**** The input
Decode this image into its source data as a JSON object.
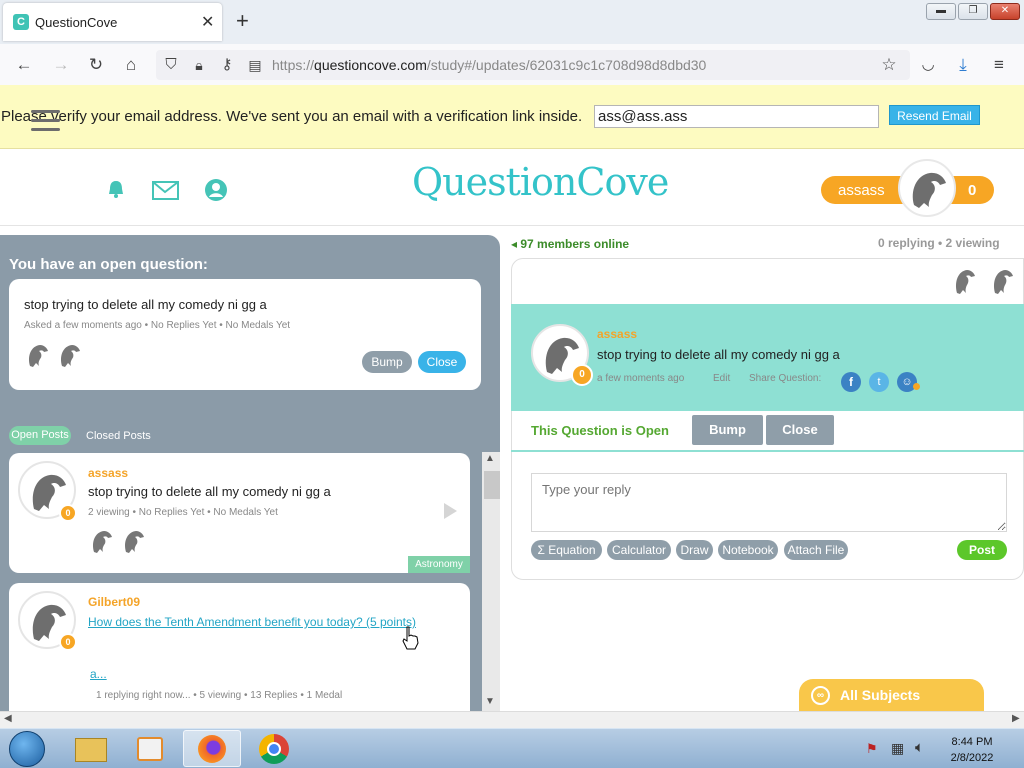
{
  "browser": {
    "tab_title": "QuestionCove",
    "tab_favicon": "C",
    "url_domain": "questioncove.com",
    "url_prefix": "https://",
    "url_path": "/study#/updates/62031c9c1c708d98d8dbd30"
  },
  "banner": {
    "text": "Please verify your email address. We've sent you an email with a verification link inside.",
    "email_value": "ass@ass.ass",
    "resend_label": "Resend Email"
  },
  "header": {
    "logo_main": "Question",
    "logo_accent": "Cove",
    "username": "assass",
    "score": "0"
  },
  "left": {
    "heading": "You have an open question:",
    "open_question": {
      "text": "stop trying to delete all my comedy ni gg a",
      "meta": "Asked a few moments ago  •  No Replies Yet  •  No Medals Yet",
      "bump_label": "Bump",
      "close_label": "Close"
    },
    "tab_open": "Open Posts",
    "tab_closed": "Closed Posts",
    "posts": [
      {
        "user": "assass",
        "badge": "0",
        "text": "stop trying to delete all my comedy ni gg a",
        "meta": "2 viewing  •  No Replies Yet  •  No Medals Yet",
        "subject": "Astronomy"
      },
      {
        "user": "Gilbert09",
        "badge": "0",
        "text": "How does the Tenth Amendment benefit you today? (5 points)",
        "extra": "a...",
        "meta": "1 replying right now...  •  5 viewing  •  13 Replies  •  1 Medal"
      }
    ]
  },
  "right": {
    "online": "97 members online",
    "replying": "0 replying  •  2 viewing",
    "question": {
      "user": "assass",
      "badge": "0",
      "text": "stop trying to delete all my comedy ni gg a",
      "time": "a few moments ago",
      "edit": "Edit",
      "share": "Share Question:"
    },
    "status": "This Question is Open",
    "bump_label": "Bump",
    "close_label": "Close",
    "reply_placeholder": "Type your reply",
    "tools": [
      "Σ  Equation",
      "Calculator",
      "Draw",
      "Notebook",
      "Attach File"
    ],
    "post_label": "Post",
    "all_subjects": "All Subjects"
  },
  "taskbar": {
    "time": "8:44 PM",
    "date": "2/8/2022"
  },
  "colors": {
    "accent": "#34c3c9",
    "orange": "#f7a624",
    "panel_grey": "#8b9ba8",
    "banner": "#fdfbc1",
    "green": "#5cc72a"
  }
}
********
[Instruction] Set the pictures aside and transcribe the data above exactly.

[Output for this task]
Decode this image into its source data as a JSON object.
{
  "browser": {
    "tab_title": "QuestionCove",
    "tab_favicon": "C",
    "url_domain": "questioncove.com",
    "url_prefix": "https://",
    "url_path": "/study#/updates/62031c9c1c708d98d8dbd30"
  },
  "banner": {
    "text": "Please verify your email address. We've sent you an email with a verification link inside.",
    "email_value": "ass@ass.ass",
    "resend_label": "Resend Email"
  },
  "header": {
    "logo_main": "Question",
    "logo_accent": "Cove",
    "username": "assass",
    "score": "0"
  },
  "left": {
    "heading": "You have an open question:",
    "open_question": {
      "text": "stop trying to delete all my comedy ni gg a",
      "meta": "Asked a few moments ago  •  No Replies Yet  •  No Medals Yet",
      "bump_label": "Bump",
      "close_label": "Close"
    },
    "tab_open": "Open Posts",
    "tab_closed": "Closed Posts",
    "posts": [
      {
        "user": "assass",
        "badge": "0",
        "text": "stop trying to delete all my comedy ni gg a",
        "meta": "2 viewing  •  No Replies Yet  •  No Medals Yet",
        "subject": "Astronomy"
      },
      {
        "user": "Gilbert09",
        "badge": "0",
        "text": "How does the Tenth Amendment benefit you today? (5 points)",
        "extra": "a...",
        "meta": "1 replying right now...  •  5 viewing  •  13 Replies  •  1 Medal"
      }
    ]
  },
  "right": {
    "online": "97 members online",
    "replying": "0 replying  •  2 viewing",
    "question": {
      "user": "assass",
      "badge": "0",
      "text": "stop trying to delete all my comedy ni gg a",
      "time": "a few moments ago",
      "edit": "Edit",
      "share": "Share Question:"
    },
    "status": "This Question is Open",
    "bump_label": "Bump",
    "close_label": "Close",
    "reply_placeholder": "Type your reply",
    "tools": [
      "Σ  Equation",
      "Calculator",
      "Draw",
      "Notebook",
      "Attach File"
    ],
    "post_label": "Post",
    "all_subjects": "All Subjects"
  },
  "taskbar": {
    "time": "8:44 PM",
    "date": "2/8/2022"
  },
  "colors": {
    "accent": "#34c3c9",
    "orange": "#f7a624",
    "panel_grey": "#8b9ba8",
    "banner": "#fdfbc1",
    "green": "#5cc72a"
  }
}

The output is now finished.